• _ACTIONS TO TAKE_
a – Translate this sentence from the ecosystem roadmap text into Spanish: "Growth that would require dismantling the §6/§7 controls is out of scope by the same logic that governs §1.3's non-goals."
b – Edit the stretch of the ecosystem roadmap text from "The ordering principle" through "governs §1.3's non-goals.", changing "catalog" to "inventory".
c – Answer these questions from the ecosystem roadmap text:
(i) What does Phase 3 include?
(ii) Under what license is the backend already open-source?
(iii) What status is given to 14.2, the accountant / bookkeeper surface?

• _EXERCISE PASSAGE_
The ordering principle restated: **the ecosystem expands the catalog and the read surface freely, and the&#x20;*****action*****&#x20;surface only through the existing approval-and-audit spine.** Growth that would require dismantling the §6/§7 controls is out of scope by the same logic that governs §1.3's non-goals.

***

*No references — this section projects the architecture defined in §§2–13 forward; all mechanisms cited (gateway §2.1, transport rule §3.2, delegation §6.3, evals §11.1, isolation §8.3) are specified in their home sections.*

***

*Next: Section 15 (Related Work).*

***

### As-Built Reconciliation — V1

*Legend/sources as in §1's addendum.*

**Ordering principle ("reuse invariants, no gateway bypass") is sound but predicated on the single gateway existing — which is ASPIRATIONAL (§3.3).** Reconcile against backend's **actual** phased roadmap (MR §3):

| Phase (MR §3)                  | Content                                                                                                                                                   |
| ------------------------------ | --------------------------------------------------------------------------------------------------------------------------------------------------------- |
| **Phase 0 — complete**         | Marketing site + `backend` v0.3.1 (heartbeats, budgets, approvals, isolation, plugins, adapters).                                                         |
| **Phase 1 — MVP**              | **Gmail + QuickBooks** connectors, end-to-end approval loop with literal-action prompts, real backend behind fridays.bot, pre-revenue security hardening. |
| **Phase 2 — completeness**     | All four connector families, billing, mobile + multi-channel approvals, self-serve.                                                                       |
| **Phase 3 — scale/compliance** | SOC 2, managed Postgres/scale, GDPR program.                                                                                                              |

| §                                                               | Status        | As-built (source)                                                                                                                                                                                                                                                          |
| --------------------------------------------------------------- | ------------- | -------------------------------------------------------------------------------------------------------------------------------------------------------------------------------------------------------------------------------------------------------------------------- |
| 14.1 Category sequencing (payments → e-comm → payroll → social) | **reconcile** | Paper says "payments next"; MR sequences **Gmail + QuickBooks first**, *then* four families, with Stripe/Shopify as **beta after** the four families stabilize. Align the two orderings.                                                                                   |
| 14.2 Accountant / bookkeeper surface                            | **PLANNED**   | Delegation + grant machinery EXISTS (SC §4, AO §7) — the surface reuses it.                                                                                                                                                                                                |
| 14.3 Public API / third-party playbooks                         | **PARTIAL**   | Backend is **already open-source (MIT)** with **plugin SDK 1.0.0** + adapter npm packages — a third-party **extension** surface EXISTS at the platform layer (MR §1.5). The **action API gated on the approval model generalizing** depends on the gateway (aspirational). |

**Flag:** the roadmap is coherent, but its gating invariant (single gateway, "no un-approved action path exists") is aspirational — the honest version is *"…will exist once write paths are consolidated behind audited plugin tools."* Reconcile the paper's category order with MR's connector-first sequence.

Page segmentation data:

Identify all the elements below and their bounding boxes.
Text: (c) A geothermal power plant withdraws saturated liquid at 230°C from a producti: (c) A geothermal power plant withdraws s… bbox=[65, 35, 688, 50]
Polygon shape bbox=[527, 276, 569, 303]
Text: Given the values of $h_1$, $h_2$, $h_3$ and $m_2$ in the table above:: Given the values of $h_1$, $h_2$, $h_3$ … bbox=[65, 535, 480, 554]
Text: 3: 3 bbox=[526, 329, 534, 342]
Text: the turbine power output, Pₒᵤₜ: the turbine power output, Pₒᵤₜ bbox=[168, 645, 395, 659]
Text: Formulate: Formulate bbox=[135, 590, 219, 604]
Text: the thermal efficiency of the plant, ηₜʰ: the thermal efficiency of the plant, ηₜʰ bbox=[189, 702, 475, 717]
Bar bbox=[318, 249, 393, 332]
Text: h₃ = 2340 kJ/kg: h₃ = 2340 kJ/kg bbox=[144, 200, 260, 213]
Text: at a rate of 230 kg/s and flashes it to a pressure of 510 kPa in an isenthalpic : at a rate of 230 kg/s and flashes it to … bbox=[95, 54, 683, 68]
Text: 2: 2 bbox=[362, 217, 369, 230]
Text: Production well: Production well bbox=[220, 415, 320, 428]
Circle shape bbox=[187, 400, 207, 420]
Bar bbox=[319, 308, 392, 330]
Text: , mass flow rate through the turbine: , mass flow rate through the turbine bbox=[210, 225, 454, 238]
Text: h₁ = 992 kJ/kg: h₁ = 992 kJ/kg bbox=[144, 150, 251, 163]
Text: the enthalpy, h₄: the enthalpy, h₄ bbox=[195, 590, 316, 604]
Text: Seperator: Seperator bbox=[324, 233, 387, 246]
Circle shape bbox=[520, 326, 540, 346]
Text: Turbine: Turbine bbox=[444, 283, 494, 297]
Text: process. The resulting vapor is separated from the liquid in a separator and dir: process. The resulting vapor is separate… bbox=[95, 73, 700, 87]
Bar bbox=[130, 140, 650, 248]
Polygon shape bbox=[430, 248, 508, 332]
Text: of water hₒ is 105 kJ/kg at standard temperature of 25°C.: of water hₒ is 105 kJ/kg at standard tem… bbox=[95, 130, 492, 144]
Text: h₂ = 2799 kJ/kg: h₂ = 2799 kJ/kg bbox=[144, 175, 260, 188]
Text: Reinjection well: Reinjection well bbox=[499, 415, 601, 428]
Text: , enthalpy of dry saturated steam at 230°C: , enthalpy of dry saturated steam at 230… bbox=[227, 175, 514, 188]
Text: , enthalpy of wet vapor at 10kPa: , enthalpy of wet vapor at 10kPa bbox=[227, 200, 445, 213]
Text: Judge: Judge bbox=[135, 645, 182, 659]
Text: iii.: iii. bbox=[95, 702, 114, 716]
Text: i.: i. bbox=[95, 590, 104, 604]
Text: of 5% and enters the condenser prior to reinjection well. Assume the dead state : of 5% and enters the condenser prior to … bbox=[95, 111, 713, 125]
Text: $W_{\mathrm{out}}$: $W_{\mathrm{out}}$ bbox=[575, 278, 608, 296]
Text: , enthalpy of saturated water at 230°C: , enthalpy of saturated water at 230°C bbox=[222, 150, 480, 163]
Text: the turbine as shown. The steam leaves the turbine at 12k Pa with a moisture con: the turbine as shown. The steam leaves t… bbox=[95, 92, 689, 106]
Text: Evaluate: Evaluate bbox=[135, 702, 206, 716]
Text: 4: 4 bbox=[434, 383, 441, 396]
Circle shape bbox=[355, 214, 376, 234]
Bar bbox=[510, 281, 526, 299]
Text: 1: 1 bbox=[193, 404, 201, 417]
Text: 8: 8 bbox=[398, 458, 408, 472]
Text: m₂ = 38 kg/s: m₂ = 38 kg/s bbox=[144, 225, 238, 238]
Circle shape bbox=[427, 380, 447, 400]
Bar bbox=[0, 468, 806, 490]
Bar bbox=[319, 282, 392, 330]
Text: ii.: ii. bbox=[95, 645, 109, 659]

• _SOLVED PROBLEMS_
a – El crecimiento que requeriría desmantelar los controles de §6/§7 queda fuera del alcance por la misma lógica que rige los no-objetivos de §1.3.

b –
The ordering principle restated: **the ecosystem expands the inventory and the read surface freely, and the&#x20;*****action*****&#x20;surface only through the existing approval-and-audit spine.** Growth that would require dismantling the §6/§7 controls is out of scope by the same logic that governs §1.3's non-goals.

c –
(i) SOC 2, managed Postgres/scale, and a GDPR program.
(ii) MIT.
(iii) PLANNED.